### SHORT PROBLEM:
Write out every entry precisely as given, leaving the pictures out.

### DATA SUPPLIED:
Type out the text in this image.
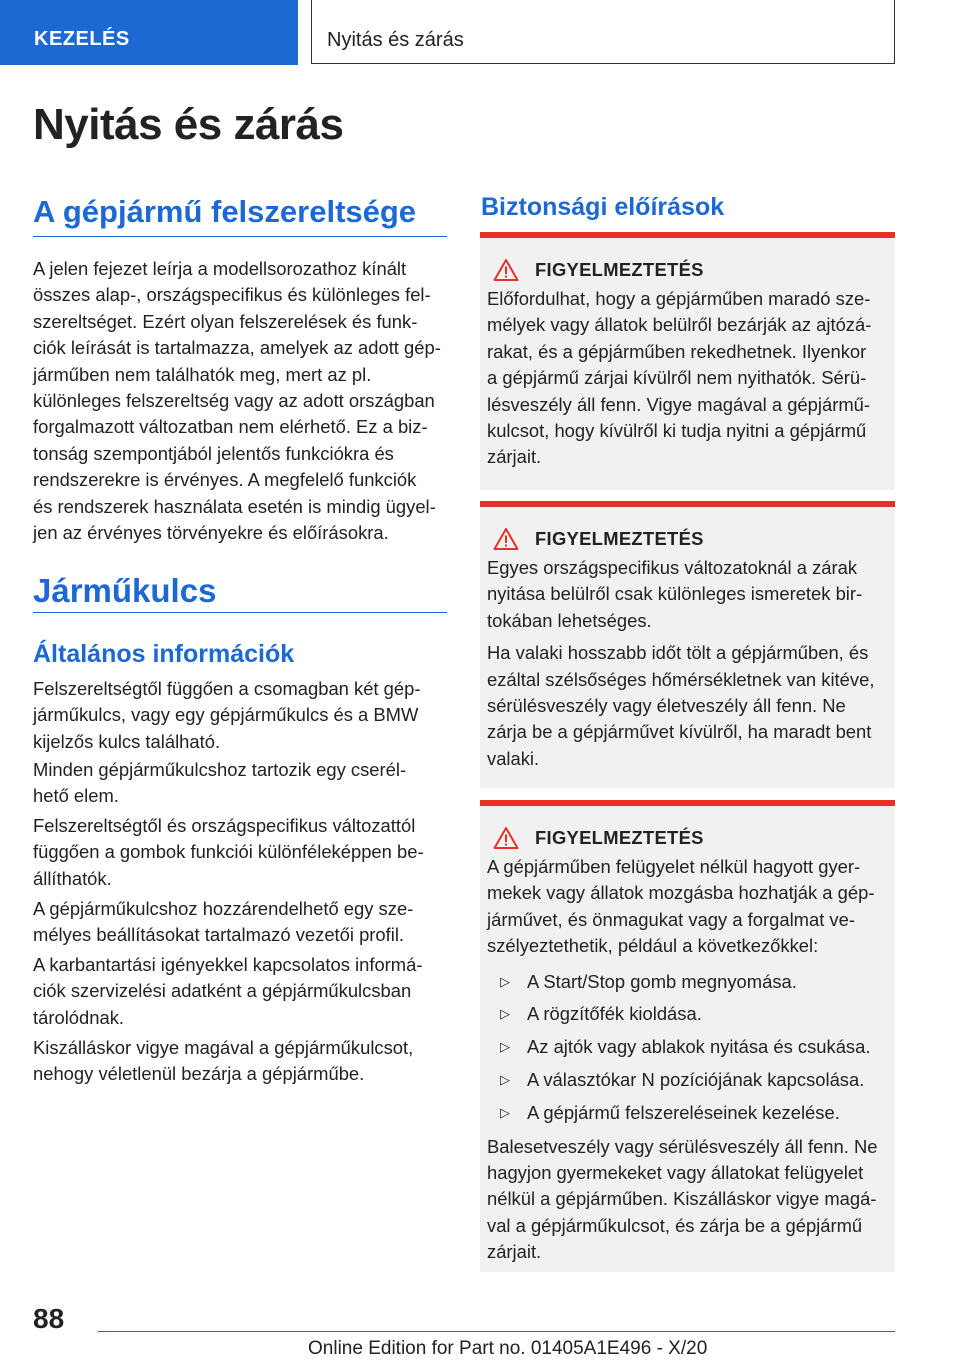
KEZELÉS	Nyitás és zárás
Nyitás és zárás
A gépjármű felszereltsége

A jelen fejezet leírja a modellsorozathoz kínált
összes alap-, országspecifikus és különleges fel-
szereltséget. Ezért olyan felszerelések és funk-
ciók leírását is tartalmazza, amelyek az adott gép-
járműben nem találhatók meg, mert az pl.
különleges felszereltség vagy az adott országban
forgalmazott változatban nem elérhető. Ez a biz-
tonság szempontjából jelentős funkciókra és
rendszerekre is érvényes. A megfelelő funkciók
és rendszerek használata esetén is mindig ügyel-
jen az érvényes törvényekre és előírásokra.

Járműkulcs
Általános információk

Felszereltségtől függően a csomagban két gép-
járműkulcs, vagy egy gépjárműkulcs és a BMW
kijelzős kulcs található.

Minden gépjárműkulcshoz tartozik egy cserél-
hető elem.

Felszereltségtől és országspecifikus változattól
függően a gombok funkciói különféleképpen be-
állíthatók.

A gépjárműkulcshoz hozzárendelhető egy sze-
mélyes beállításokat tartalmazó vezetői profil.

A karbantartási igényekkel kapcsolatos informá-
ciók szervizelési adatként a gépjárműkulcsban
tárolódnak.

Kiszálláskor vigye magával a gépjárműkulcsot,
nehogy véletlenül bezárja a gépjárműbe.

Biztonsági előírások
FIGYELMEZTETÉS

Előfordulhat, hogy a gépjárműben maradó sze-
mélyek vagy állatok belülről bezárják az ajtózá-
rakat, és a gépjárműben rekedhetnek. Ilyenkor
a gépjármű zárjai kívülről nem nyithatók. Sérü-
lésveszély áll fenn. Vigye magával a gépjármű-
kulcsot, hogy kívülről ki tudja nyitni a gépjármű
zárjait.

FIGYELMEZTETÉS

Egyes országspecifikus változatoknál a zárak
nyitása belülről csak különleges ismeretek bir-
tokában lehetséges.

Ha valaki hosszabb időt tölt a gépjárműben, és
ezáltal szélsőséges hőmérsékletnek van kitéve,
sérülésveszély vagy életveszély áll fenn. Ne
zárja be a gépjárművet kívülről, ha maradt bent
valaki.

FIGYELMEZTETÉS

A gépjárműben felügyelet nélkül hagyott gyer-
mekek vagy állatok mozgásba hozhatják a gép-
járművet, és önmagukat vagy a forgalmat ve-
szélyeztethetik, például a következőkkel:

▷ A Start/Stop gomb megnyomása.
▷ A rögzítőfék kioldása.
▷ Az ajtók vagy ablakok nyitása és csukása.
▷ A választókar N pozíciójának kapcsolása.
▷ A gépjármű felszereléseinek kezelése.

Balesetveszély vagy sérülésveszély áll fenn. Ne
hagyjon gyermekeket vagy állatokat felügyelet
nélkül a gépjárműben. Kiszálláskor vigye magá-
val a gépjárműkulcsot, és zárja be a gépjármű
zárjait.

88
Online Edition for Part no. 01405A1E496 - X/20
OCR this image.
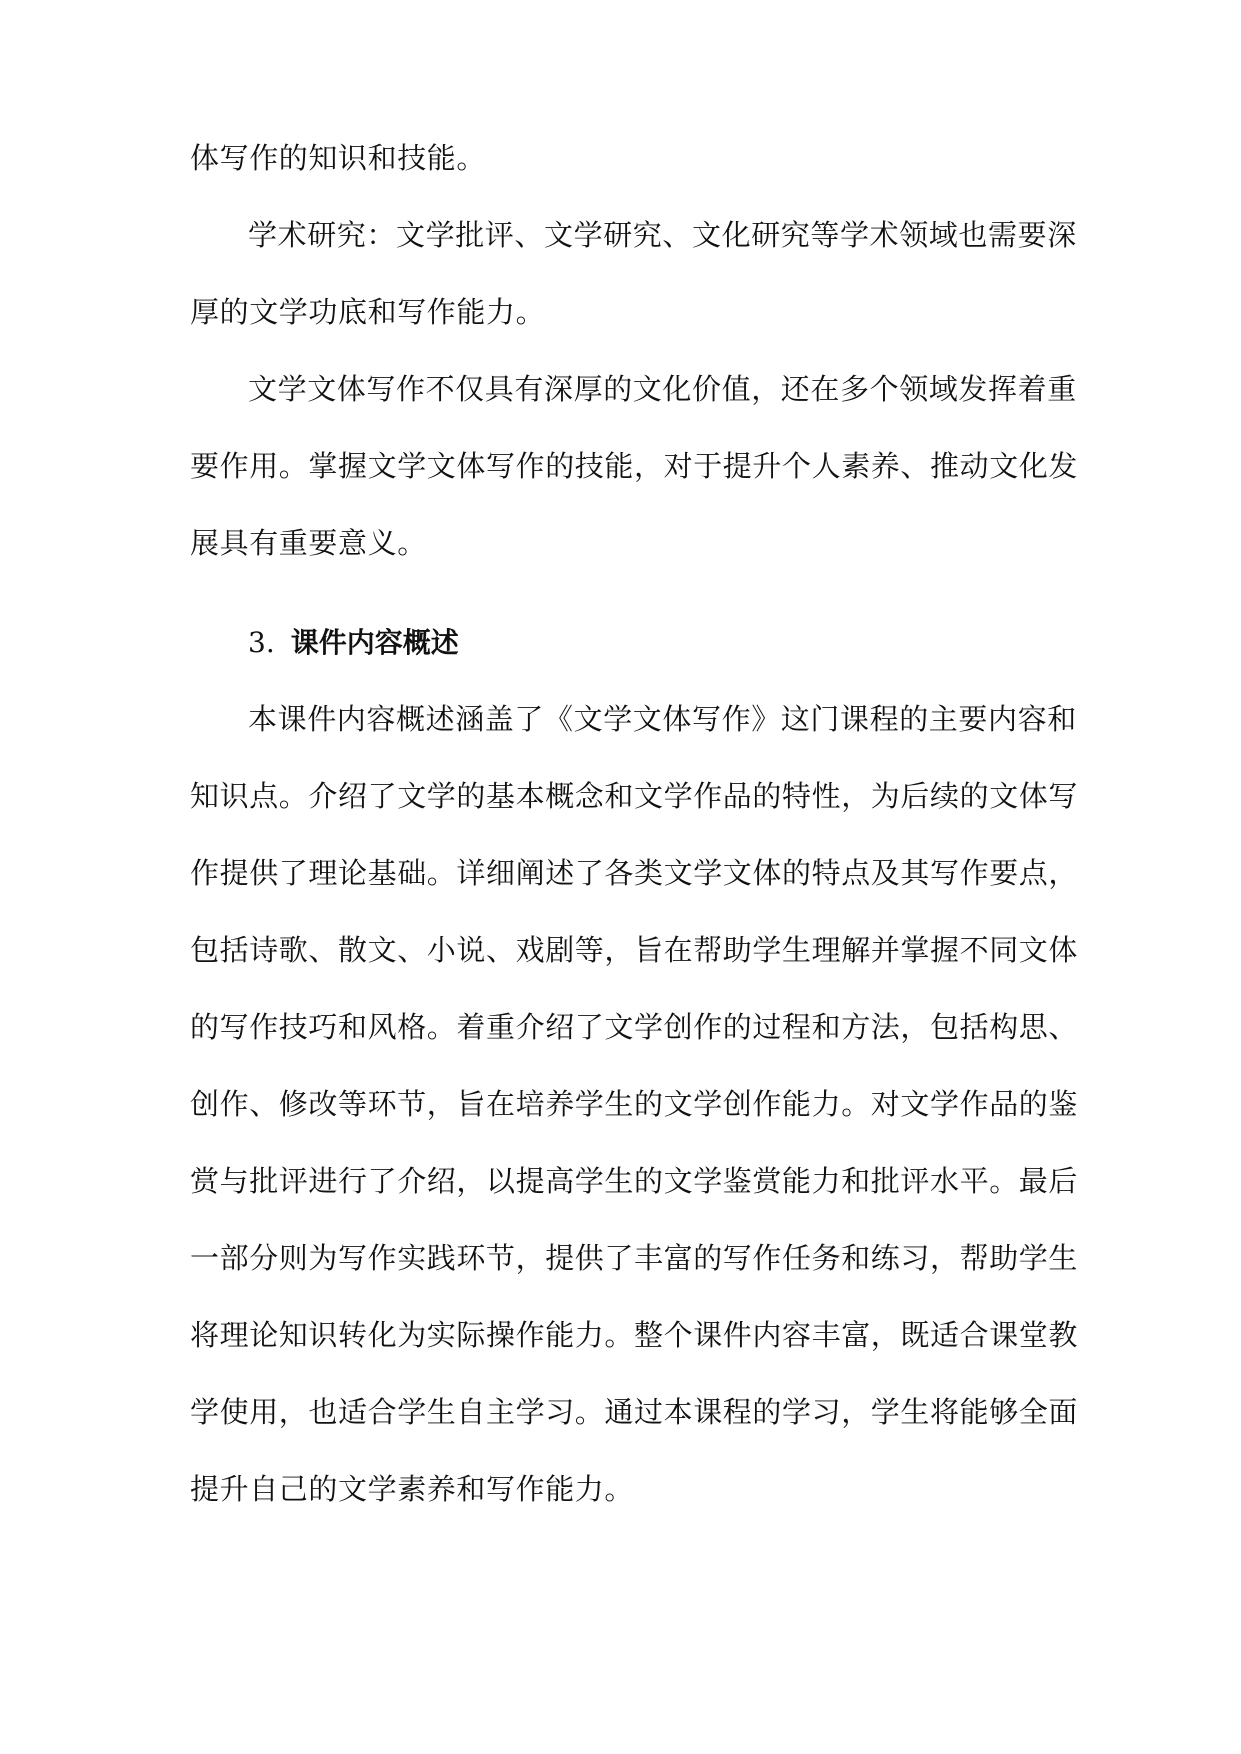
体写作的知识和技能。
学术研究：文学批评、文学研究、文化研究等学术领域也需要深
厚的文学功底和写作能力。
文学文体写作不仅具有深厚的文化价值，还在多个领域发挥着重
要作用。掌握文学文体写作的技能，对于提升个人素养、推动文化发
展具有重要意义。
3. 课件内容概述
本课件内容概述涵盖了《文学文体写作》这门课程的主要内容和
知识点。介绍了文学的基本概念和文学作品的特性，为后续的文体写
作提供了理论基础。详细阐述了各类文学文体的特点及其写作要点，
包括诗歌、散文、小说、戏剧等，旨在帮助学生理解并掌握不同文体
的写作技巧和风格。着重介绍了文学创作的过程和方法，包括构思、
创作、修改等环节，旨在培养学生的文学创作能力。对文学作品的鉴
赏与批评进行了介绍，以提高学生的文学鉴赏能力和批评水平。最后
一部分则为写作实践环节，提供了丰富的写作任务和练习，帮助学生
将理论知识转化为实际操作能力。整个课件内容丰富，既适合课堂教
学使用，也适合学生自主学习。通过本课程的学习，学生将能够全面
提升自己的文学素养和写作能力。
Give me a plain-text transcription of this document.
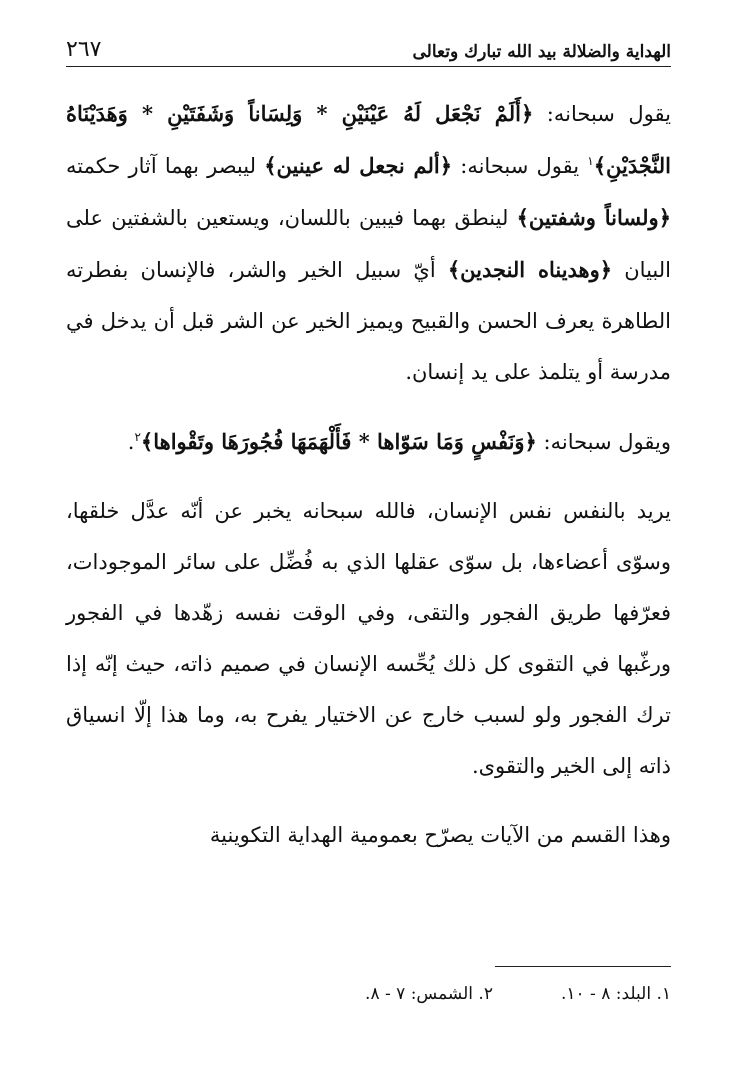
الهداية والضلالة بيد الله تبارك وتعالى
٢٦٧

يقول سبحانه: ﴿أَلَمْ نَجْعَل لَهُ عَيْنَيْنِ * وَلِسَاناً وَشَفَتَيْنِ * وَهَدَيْنَاهُ النَّجْدَيْنِ﴾$^١$ يقول سبحانه: ﴿ألم نجعل له عينين﴾ ليبصر بهما آثار حكمته ﴿ولساناً وشفتين﴾ لينطق بهما فيبين باللسان، ويستعين بالشفتين على البيان ﴿وهديناه النجدين﴾ أيّ سبيل الخير والشر، فالإنسان بفطرته الطاهرة يعرف الحسن والقبيح ويميز الخير عن الشر قبل أن يدخل في مدرسة أو يتلمذ على يد إنسان.

ويقول سبحانه: ﴿وَنَفْسٍ وَمَا سَوّاها * فَأَلْهَمَهَا فُجُورَهَا وتَقْواها﴾$^٢$.

يريد بالنفس نفس الإنسان، فالله سبحانه يخبر عن أنّه عدَّل خلقها، وسوّى أعضاءها، بل سوّى عقلها الذي به فُضِّل على سائر الموجودات، فعرّفها طريق الفجور والتقى، وفي الوقت نفسه زهّدها في الفجور ورغّبها في التقوى كل ذلك يُحِّسه الإنسان في صميم ذاته، حيث إنّه إذا ترك الفجور ولو لسبب خارج عن الاختيار يفرح به، وما هذا إلّا انسياق ذاته إلى الخير والتقوى.

وهذا القسم من الآيات يصرّح بعمومية الهداية التكوينية

١. البلد: ٨ - ١٠.
٢. الشمس: ٧ - ٨.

### RESPONSE TO THIS TASK:
Type out the text in this image.
KEZELÉS	Nyitás és zárás
Nyitás és zárás
A gépjármű felszereltsége

A jelen fejezet leírja a modellsorozathoz kínált
összes alap-, országspecifikus és különleges fel-
szereltséget. Ezért olyan felszerelések és funk-
ciók leírását is tartalmazza, amelyek az adott gép-
járműben nem találhatók meg, mert az pl.
különleges felszereltség vagy az adott országban
forgalmazott változatban nem elérhető. Ez a biz-
tonság szempontjából jelentős funkciókra és
rendszerekre is érvényes. A megfelelő funkciók
és rendszerek használata esetén is mindig ügyel-
jen az érvényes törvényekre és előírásokra.

Járműkulcs
Általános információk

Felszereltségtől függően a csomagban két gép-
járműkulcs, vagy egy gépjárműkulcs és a BMW
kijelzős kulcs található.

Minden gépjárműkulcshoz tartozik egy cserél-
hető elem.

Felszereltségtől és országspecifikus változattól
függően a gombok funkciói különféleképpen be-
állíthatók.

A gépjárműkulcshoz hozzárendelhető egy sze-
mélyes beállításokat tartalmazó vezetői profil.

A karbantartási igényekkel kapcsolatos informá-
ciók szervizelési adatként a gépjárműkulcsban
tárolódnak.

Kiszálláskor vigye magával a gépjárműkulcsot,
nehogy véletlenül bezárja a gépjárműbe.

Biztonsági előírások
FIGYELMEZTETÉS

Előfordulhat, hogy a gépjárműben maradó sze-
mélyek vagy állatok belülről bezárják az ajtózá-
rakat, és a gépjárműben rekedhetnek. Ilyenkor
a gépjármű zárjai kívülről nem nyithatók. Sérü-
lésveszély áll fenn. Vigye magával a gépjármű-
kulcsot, hogy kívülről ki tudja nyitni a gépjármű
zárjait.

FIGYELMEZTETÉS

Egyes országspecifikus változatoknál a zárak
nyitása belülről csak különleges ismeretek bir-
tokában lehetséges.

Ha valaki hosszabb időt tölt a gépjárműben, és
ezáltal szélsőséges hőmérsékletnek van kitéve,
sérülésveszély vagy életveszély áll fenn. Ne
zárja be a gépjárművet kívülről, ha maradt bent
valaki.

FIGYELMEZTETÉS

A gépjárműben felügyelet nélkül hagyott gyer-
mekek vagy állatok mozgásba hozhatják a gép-
járművet, és önmagukat vagy a forgalmat ve-
szélyeztethetik, például a következőkkel:

▷ A Start/Stop gomb megnyomása.
▷ A rögzítőfék kioldása.
▷ Az ajtók vagy ablakok nyitása és csukása.
▷ A választókar N pozíciójának kapcsolása.
▷ A gépjármű felszereléseinek kezelése.

Balesetveszély vagy sérülésveszély áll fenn. Ne
hagyjon gyermekeket vagy állatokat felügyelet
nélkül a gépjárműben. Kiszálláskor vigye magá-
val a gépjárműkulcsot, és zárja be a gépjármű
zárjait.

88
Online Edition for Part no. 01405A1E496 - X/20
OCR this image.
体写作的知识和技能。
学术研究：文学批评、文学研究、文化研究等学术领域也需要深
厚的文学功底和写作能力。
文学文体写作不仅具有深厚的文化价值，还在多个领域发挥着重
要作用。掌握文学文体写作的技能，对于提升个人素养、推动文化发
展具有重要意义。
3. 课件内容概述
本课件内容概述涵盖了《文学文体写作》这门课程的主要内容和
知识点。介绍了文学的基本概念和文学作品的特性，为后续的文体写
作提供了理论基础。详细阐述了各类文学文体的特点及其写作要点，
包括诗歌、散文、小说、戏剧等，旨在帮助学生理解并掌握不同文体
的写作技巧和风格。着重介绍了文学创作的过程和方法，包括构思、
创作、修改等环节，旨在培养学生的文学创作能力。对文学作品的鉴
赏与批评进行了介绍，以提高学生的文学鉴赏能力和批评水平。最后
一部分则为写作实践环节，提供了丰富的写作任务和练习，帮助学生
将理论知识转化为实际操作能力。整个课件内容丰富，既适合课堂教
学使用，也适合学生自主学习。通过本课程的学习，学生将能够全面
提升自己的文学素养和写作能力。
Give me a plain-text transcription of this document.
الهداية والضلالة بيد الله تبارك وتعالى
٢٦٧

يقول سبحانه: ﴿أَلَمْ نَجْعَل لَهُ عَيْنَيْنِ * وَلِسَاناً وَشَفَتَيْنِ * وَهَدَيْنَاهُ النَّجْدَيْنِ﴾$^١$ يقول سبحانه: ﴿ألم نجعل له عينين﴾ ليبصر بهما آثار حكمته ﴿ولساناً وشفتين﴾ لينطق بهما فيبين باللسان، ويستعين بالشفتين على البيان ﴿وهديناه النجدين﴾ أيّ سبيل الخير والشر، فالإنسان بفطرته الطاهرة يعرف الحسن والقبيح ويميز الخير عن الشر قبل أن يدخل في مدرسة أو يتلمذ على يد إنسان.

ويقول سبحانه: ﴿وَنَفْسٍ وَمَا سَوّاها * فَأَلْهَمَهَا فُجُورَهَا وتَقْواها﴾$^٢$.

يريد بالنفس نفس الإنسان، فالله سبحانه يخبر عن أنّه عدَّل خلقها، وسوّى أعضاءها، بل سوّى عقلها الذي به فُضِّل على سائر الموجودات، فعرّفها طريق الفجور والتقى، وفي الوقت نفسه زهّدها في الفجور ورغّبها في التقوى كل ذلك يُحِّسه الإنسان في صميم ذاته، حيث إنّه إذا ترك الفجور ولو لسبب خارج عن الاختيار يفرح به، وما هذا إلّا انسياق ذاته إلى الخير والتقوى.

وهذا القسم من الآيات يصرّح بعمومية الهداية التكوينية

١. البلد: ٨ - ١٠.
٢. الشمس: ٧ - ٨.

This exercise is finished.